■ Records contained in a dataset

- - -

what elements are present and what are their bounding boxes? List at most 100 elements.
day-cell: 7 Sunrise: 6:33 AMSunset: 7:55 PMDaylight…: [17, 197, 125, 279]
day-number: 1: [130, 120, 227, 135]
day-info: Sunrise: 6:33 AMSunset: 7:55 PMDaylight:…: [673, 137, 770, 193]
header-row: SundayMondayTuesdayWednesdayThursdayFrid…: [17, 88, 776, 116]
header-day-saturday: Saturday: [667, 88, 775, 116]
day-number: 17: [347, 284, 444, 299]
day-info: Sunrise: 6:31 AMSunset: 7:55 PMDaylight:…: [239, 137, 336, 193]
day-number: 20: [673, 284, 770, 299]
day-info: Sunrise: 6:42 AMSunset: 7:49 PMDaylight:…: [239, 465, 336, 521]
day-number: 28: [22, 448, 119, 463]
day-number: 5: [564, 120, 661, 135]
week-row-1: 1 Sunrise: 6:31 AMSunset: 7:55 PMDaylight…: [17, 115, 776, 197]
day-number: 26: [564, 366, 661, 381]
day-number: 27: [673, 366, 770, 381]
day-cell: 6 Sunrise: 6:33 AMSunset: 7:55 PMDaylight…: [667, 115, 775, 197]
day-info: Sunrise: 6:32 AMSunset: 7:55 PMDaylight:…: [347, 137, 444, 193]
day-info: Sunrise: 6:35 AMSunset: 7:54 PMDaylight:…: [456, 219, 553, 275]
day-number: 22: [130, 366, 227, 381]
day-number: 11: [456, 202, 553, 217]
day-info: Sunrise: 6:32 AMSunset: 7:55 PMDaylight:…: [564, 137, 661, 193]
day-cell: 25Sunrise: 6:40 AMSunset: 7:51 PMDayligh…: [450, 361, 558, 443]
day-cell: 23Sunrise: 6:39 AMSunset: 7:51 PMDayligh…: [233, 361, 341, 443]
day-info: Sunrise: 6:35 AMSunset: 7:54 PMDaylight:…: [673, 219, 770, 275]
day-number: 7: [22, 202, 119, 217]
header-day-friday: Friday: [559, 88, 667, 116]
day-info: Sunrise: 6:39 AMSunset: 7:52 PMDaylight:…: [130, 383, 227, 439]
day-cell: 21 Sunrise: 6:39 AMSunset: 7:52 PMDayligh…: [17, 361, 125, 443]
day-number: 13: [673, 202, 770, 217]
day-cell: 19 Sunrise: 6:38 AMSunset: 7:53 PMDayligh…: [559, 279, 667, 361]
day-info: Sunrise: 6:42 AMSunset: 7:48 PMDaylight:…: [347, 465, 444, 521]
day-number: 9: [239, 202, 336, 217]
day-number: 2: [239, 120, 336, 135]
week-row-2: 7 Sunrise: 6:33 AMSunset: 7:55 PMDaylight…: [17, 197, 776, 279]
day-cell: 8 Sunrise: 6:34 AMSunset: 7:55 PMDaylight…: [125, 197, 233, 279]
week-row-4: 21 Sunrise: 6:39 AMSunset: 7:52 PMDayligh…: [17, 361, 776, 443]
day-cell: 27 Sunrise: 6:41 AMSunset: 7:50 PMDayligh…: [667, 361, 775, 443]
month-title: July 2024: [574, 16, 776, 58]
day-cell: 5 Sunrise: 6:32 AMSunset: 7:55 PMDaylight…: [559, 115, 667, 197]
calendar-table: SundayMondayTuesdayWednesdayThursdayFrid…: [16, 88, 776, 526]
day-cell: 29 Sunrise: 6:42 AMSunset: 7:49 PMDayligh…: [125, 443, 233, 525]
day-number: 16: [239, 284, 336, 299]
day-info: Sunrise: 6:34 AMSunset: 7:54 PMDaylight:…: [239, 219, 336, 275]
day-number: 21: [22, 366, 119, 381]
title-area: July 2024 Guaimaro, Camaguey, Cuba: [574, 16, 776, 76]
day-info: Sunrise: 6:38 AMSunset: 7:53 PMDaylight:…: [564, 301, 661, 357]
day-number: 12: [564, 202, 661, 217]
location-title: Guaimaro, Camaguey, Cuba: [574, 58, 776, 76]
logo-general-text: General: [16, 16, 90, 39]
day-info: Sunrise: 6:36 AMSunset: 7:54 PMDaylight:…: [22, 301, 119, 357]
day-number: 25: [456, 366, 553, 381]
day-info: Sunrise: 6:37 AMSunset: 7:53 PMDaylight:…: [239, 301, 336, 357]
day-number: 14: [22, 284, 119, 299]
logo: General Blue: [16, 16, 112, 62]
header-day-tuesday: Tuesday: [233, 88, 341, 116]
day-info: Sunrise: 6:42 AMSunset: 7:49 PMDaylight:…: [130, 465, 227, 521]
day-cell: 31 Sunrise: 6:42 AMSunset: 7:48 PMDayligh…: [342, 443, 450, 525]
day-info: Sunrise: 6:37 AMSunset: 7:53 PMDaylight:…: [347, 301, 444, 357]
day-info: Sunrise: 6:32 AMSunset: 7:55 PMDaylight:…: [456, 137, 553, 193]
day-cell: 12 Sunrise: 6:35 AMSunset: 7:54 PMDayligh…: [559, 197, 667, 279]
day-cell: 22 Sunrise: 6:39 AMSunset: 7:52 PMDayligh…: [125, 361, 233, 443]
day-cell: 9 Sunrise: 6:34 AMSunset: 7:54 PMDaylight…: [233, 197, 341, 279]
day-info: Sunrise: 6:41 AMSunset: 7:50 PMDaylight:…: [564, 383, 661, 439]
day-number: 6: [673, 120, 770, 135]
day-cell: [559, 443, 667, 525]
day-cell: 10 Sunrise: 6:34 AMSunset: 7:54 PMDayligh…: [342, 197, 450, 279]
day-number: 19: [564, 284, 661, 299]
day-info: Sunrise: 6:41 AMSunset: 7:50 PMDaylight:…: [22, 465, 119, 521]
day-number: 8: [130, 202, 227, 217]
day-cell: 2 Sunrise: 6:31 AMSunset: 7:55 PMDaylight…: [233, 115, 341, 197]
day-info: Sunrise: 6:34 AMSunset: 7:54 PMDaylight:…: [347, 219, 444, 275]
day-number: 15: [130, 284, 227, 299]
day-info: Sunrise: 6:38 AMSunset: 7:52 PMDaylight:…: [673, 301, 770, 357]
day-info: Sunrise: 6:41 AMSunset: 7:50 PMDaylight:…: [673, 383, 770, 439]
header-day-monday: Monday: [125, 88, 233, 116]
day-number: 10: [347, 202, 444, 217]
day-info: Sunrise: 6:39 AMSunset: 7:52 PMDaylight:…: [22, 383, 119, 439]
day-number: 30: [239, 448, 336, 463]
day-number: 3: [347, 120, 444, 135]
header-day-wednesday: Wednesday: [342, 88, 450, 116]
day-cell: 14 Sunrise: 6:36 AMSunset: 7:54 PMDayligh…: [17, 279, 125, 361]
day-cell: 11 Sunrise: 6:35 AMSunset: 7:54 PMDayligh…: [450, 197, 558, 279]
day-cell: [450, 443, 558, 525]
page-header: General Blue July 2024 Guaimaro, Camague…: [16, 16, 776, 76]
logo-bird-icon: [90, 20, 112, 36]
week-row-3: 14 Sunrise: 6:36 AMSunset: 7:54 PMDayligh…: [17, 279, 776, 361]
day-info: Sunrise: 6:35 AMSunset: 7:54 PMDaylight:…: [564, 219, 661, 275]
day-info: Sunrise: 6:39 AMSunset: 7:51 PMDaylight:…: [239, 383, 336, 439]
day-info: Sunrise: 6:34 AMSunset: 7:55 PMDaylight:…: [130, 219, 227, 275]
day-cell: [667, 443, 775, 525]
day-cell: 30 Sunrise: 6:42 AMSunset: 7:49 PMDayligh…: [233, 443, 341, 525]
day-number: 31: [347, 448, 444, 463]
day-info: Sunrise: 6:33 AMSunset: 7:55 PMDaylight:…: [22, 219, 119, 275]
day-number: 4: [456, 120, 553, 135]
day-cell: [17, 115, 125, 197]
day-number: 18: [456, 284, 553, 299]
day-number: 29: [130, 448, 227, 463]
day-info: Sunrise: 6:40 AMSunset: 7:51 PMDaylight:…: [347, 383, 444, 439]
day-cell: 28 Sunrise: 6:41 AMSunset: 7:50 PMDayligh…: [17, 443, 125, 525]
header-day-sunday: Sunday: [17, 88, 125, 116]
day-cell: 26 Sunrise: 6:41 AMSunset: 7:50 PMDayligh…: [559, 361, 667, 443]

- - -

■ Exercise prompt
Reproduce only the lines of the listing from its first line through the line containing "day-number: 1: [130, 120, 227, 135]", inclusive, changing "Sunrise" to "Dawn" and leaving all other text unchanged.

■ Full response
what elements are present and what are their bounding boxes? List at most 100 elements.
day-cell: 7 Dawn: 6:33 AMSunset: 7:55 PMDaylight…: [17, 197, 125, 279]
day-number: 1: [130, 120, 227, 135]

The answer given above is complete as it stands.